**PROBLEM STATEMENT:** From the records, pick out and copy each line containing "JSON".

-- begin PROVIDED RECORDS --

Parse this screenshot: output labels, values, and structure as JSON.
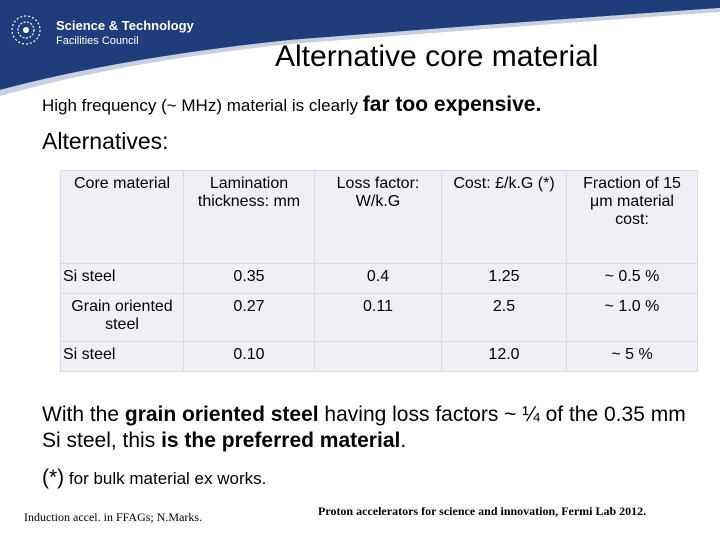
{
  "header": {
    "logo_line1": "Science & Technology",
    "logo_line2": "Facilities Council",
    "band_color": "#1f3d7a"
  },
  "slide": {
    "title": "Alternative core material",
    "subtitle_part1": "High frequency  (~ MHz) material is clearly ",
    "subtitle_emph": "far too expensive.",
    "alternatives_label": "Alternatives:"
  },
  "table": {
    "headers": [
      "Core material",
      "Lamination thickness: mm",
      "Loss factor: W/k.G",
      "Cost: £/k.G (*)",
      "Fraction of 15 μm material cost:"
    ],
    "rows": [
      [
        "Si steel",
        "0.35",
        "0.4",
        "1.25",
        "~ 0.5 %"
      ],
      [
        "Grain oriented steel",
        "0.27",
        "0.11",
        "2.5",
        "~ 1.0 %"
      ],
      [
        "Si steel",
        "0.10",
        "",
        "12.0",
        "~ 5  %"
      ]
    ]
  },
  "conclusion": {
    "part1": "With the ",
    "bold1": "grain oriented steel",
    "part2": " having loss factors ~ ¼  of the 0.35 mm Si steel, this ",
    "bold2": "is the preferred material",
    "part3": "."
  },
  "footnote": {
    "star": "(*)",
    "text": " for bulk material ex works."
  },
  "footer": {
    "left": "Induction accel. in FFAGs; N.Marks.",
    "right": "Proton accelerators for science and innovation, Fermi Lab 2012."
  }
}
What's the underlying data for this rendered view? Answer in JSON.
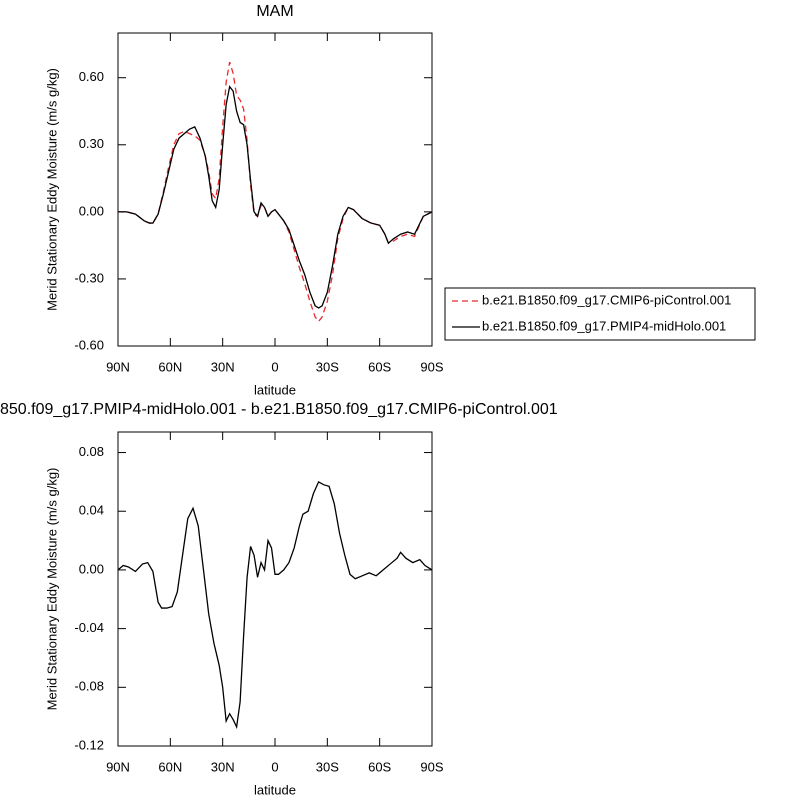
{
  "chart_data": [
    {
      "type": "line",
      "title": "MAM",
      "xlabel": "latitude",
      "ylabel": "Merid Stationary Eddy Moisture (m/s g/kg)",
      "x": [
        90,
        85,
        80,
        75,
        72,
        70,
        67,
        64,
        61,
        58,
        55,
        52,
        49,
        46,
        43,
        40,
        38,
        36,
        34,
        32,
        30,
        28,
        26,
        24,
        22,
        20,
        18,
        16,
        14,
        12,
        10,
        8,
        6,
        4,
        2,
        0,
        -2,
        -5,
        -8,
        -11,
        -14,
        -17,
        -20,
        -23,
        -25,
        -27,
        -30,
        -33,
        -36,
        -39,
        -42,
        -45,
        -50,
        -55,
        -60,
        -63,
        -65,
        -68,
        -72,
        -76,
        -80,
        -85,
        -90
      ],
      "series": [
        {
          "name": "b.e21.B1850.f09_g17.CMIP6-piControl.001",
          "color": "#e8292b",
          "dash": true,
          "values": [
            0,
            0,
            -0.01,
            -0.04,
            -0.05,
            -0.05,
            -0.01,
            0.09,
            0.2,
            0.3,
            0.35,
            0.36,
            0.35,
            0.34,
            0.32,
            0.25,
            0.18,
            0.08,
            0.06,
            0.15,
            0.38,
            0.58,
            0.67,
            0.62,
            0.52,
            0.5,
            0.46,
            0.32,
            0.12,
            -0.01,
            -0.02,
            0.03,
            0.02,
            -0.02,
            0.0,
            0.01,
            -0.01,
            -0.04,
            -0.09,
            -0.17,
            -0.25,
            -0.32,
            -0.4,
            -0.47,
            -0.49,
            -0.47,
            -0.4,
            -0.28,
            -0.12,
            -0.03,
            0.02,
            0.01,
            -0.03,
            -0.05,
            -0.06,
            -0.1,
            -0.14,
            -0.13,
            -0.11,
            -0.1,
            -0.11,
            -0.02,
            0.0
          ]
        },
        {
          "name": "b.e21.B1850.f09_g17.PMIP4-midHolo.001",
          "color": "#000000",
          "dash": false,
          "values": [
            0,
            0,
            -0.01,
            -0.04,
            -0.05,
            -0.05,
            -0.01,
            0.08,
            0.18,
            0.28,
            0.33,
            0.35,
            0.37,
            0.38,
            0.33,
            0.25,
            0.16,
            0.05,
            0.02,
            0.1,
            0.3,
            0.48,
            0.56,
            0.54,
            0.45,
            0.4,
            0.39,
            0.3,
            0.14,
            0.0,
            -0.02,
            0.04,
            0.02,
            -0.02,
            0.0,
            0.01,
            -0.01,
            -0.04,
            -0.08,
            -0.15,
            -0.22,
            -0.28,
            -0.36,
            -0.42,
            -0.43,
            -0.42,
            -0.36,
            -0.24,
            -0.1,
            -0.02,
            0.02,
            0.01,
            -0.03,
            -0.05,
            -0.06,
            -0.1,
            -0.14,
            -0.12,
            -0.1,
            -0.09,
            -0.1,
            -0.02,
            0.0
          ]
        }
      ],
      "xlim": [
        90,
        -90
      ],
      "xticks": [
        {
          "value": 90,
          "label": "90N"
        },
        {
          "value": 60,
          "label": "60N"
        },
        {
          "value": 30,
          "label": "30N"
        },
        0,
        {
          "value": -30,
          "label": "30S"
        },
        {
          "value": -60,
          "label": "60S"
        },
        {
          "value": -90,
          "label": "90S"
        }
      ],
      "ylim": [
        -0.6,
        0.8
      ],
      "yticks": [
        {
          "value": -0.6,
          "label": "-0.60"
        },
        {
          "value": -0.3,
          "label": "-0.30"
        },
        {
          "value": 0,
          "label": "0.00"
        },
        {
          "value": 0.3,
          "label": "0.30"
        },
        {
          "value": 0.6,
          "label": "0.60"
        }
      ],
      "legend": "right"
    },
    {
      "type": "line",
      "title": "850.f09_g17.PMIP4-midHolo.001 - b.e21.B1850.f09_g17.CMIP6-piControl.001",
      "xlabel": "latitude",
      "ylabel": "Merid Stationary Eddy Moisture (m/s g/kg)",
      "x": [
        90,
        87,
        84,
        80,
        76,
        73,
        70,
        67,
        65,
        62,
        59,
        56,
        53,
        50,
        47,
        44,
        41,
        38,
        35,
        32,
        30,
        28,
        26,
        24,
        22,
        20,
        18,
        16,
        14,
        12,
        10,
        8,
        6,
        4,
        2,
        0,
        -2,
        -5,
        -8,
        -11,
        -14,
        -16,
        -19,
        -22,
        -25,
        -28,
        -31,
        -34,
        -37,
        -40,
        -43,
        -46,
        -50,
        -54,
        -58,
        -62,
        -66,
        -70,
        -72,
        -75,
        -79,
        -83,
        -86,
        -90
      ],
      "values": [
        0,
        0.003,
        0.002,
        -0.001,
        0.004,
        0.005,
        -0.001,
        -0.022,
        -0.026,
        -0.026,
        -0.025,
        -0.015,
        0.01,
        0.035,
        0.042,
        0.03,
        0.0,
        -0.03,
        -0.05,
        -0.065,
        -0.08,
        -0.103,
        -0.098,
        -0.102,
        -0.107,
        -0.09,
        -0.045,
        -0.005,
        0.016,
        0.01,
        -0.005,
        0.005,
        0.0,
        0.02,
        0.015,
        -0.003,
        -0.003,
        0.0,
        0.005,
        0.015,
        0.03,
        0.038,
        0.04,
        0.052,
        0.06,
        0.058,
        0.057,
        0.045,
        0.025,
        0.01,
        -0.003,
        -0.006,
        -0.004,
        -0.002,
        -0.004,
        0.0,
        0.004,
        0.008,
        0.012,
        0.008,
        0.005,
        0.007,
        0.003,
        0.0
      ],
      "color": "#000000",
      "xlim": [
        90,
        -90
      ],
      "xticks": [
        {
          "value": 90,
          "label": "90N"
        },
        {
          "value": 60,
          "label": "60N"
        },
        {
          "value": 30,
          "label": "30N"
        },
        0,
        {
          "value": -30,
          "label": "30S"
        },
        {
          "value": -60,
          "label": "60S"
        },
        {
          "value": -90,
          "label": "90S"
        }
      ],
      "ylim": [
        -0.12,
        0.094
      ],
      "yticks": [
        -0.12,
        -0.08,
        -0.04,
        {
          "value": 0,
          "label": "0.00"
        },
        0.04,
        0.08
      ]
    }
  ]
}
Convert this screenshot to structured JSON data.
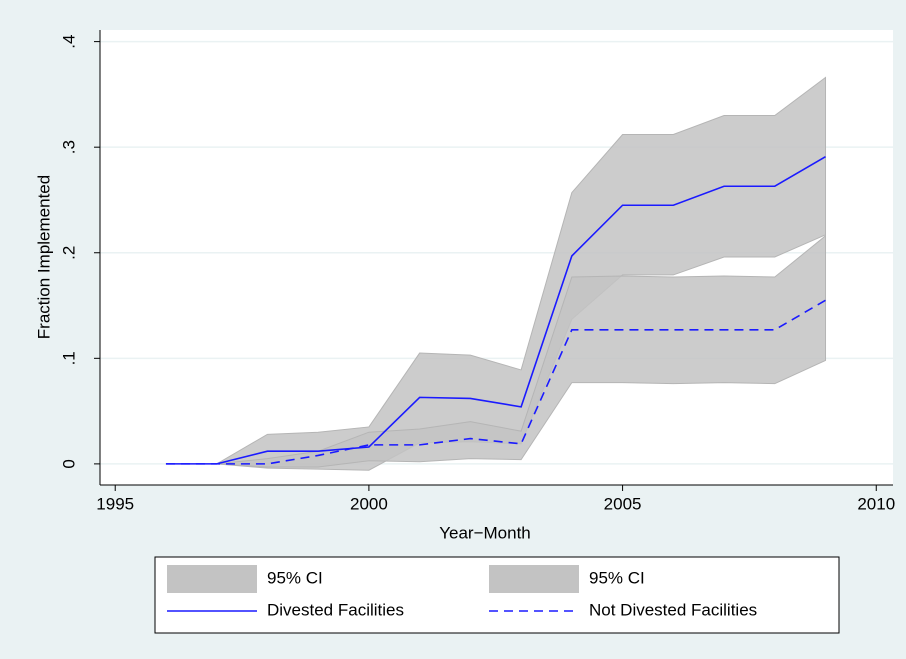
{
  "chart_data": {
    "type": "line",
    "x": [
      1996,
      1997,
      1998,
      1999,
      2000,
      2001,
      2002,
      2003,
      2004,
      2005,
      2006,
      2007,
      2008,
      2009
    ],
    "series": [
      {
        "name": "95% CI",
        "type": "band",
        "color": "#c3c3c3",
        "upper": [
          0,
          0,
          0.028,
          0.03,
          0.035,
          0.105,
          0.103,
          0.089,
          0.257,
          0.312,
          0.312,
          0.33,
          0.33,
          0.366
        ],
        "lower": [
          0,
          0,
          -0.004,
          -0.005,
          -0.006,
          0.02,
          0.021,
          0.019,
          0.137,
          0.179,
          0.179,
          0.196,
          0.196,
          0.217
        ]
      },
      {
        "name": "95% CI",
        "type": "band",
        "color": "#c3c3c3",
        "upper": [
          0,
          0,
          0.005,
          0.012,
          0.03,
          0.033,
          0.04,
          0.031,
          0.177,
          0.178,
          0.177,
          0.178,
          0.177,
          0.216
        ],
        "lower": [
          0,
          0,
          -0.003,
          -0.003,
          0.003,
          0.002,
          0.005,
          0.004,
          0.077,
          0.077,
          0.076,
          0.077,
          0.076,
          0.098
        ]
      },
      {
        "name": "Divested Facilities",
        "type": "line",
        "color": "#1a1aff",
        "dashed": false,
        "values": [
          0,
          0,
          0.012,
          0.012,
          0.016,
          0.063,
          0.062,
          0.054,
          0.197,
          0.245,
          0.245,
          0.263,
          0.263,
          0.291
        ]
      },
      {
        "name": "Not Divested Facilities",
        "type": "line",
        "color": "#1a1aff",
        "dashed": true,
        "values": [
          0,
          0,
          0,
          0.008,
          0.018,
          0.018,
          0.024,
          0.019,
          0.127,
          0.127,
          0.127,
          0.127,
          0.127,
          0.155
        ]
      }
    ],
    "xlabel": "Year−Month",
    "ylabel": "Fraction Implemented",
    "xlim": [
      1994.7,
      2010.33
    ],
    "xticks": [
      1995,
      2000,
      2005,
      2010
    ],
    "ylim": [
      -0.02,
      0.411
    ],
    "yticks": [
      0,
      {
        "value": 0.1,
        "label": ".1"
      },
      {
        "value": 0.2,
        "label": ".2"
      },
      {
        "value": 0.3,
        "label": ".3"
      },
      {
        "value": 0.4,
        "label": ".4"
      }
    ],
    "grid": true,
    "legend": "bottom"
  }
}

-- end PROVIDED RECORDS --

**SOLUTION FOR THIS TASK:**
Parse this screenshot: output labels, values, and structure as JSON.
What's the underlying data for this rendered view? Answer in JSON.
Convert this screenshot to structured JSON data.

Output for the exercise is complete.